Filter the records below down to lines containing "back".

-- START Listing --

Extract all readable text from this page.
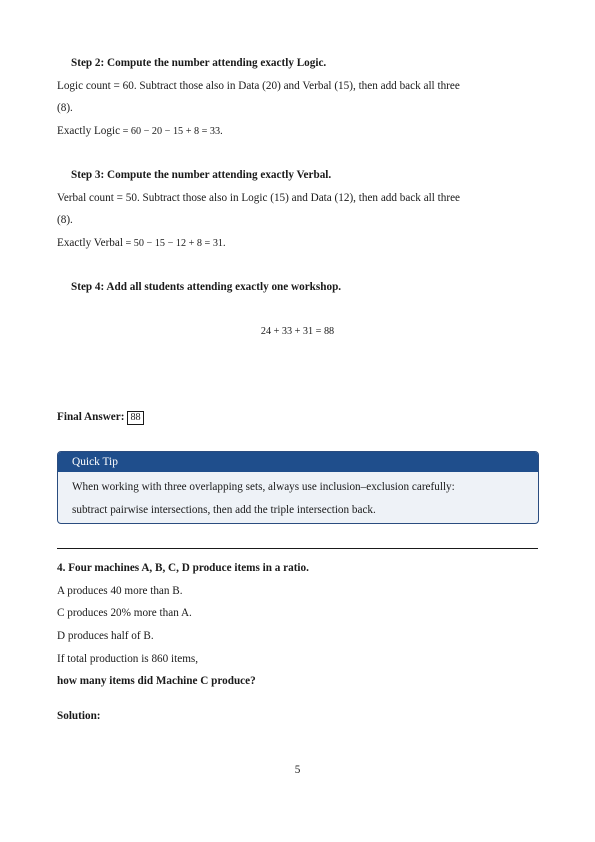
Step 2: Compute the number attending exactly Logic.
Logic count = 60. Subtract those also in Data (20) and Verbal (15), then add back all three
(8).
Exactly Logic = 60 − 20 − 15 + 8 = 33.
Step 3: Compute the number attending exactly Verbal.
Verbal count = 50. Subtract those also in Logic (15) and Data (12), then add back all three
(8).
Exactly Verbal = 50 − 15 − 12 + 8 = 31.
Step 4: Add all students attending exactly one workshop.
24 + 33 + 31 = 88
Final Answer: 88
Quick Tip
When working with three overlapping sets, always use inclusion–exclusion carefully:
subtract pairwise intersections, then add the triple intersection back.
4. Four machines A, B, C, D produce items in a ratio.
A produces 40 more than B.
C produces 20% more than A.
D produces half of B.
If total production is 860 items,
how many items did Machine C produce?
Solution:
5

-- END Listing --
-- START Listing --

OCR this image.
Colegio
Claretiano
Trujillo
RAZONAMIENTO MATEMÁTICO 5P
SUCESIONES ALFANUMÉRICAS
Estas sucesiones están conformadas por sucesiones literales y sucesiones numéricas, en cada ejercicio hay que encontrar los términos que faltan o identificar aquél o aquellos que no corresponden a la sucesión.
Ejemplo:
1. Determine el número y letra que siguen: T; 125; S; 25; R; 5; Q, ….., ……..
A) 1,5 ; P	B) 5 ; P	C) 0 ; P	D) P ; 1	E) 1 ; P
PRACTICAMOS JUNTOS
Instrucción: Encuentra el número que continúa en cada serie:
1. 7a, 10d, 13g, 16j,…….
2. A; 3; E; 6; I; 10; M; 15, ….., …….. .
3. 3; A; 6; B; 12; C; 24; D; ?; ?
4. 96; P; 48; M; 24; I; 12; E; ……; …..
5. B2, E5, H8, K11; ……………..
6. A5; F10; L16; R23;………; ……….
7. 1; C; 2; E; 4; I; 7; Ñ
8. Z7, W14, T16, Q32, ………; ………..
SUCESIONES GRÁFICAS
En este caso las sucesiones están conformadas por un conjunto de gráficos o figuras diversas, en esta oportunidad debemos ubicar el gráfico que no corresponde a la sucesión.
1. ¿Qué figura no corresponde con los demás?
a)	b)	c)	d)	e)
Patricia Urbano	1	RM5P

-- END Listing --

Result:
Logic count = 60. Subtract those also in Data (20) and Verbal (15), then add back all three
Verbal count = 50. Subtract those also in Logic (15) and Data (12), then add back all three
subtract pairwise intersections, then add the triple intersection back.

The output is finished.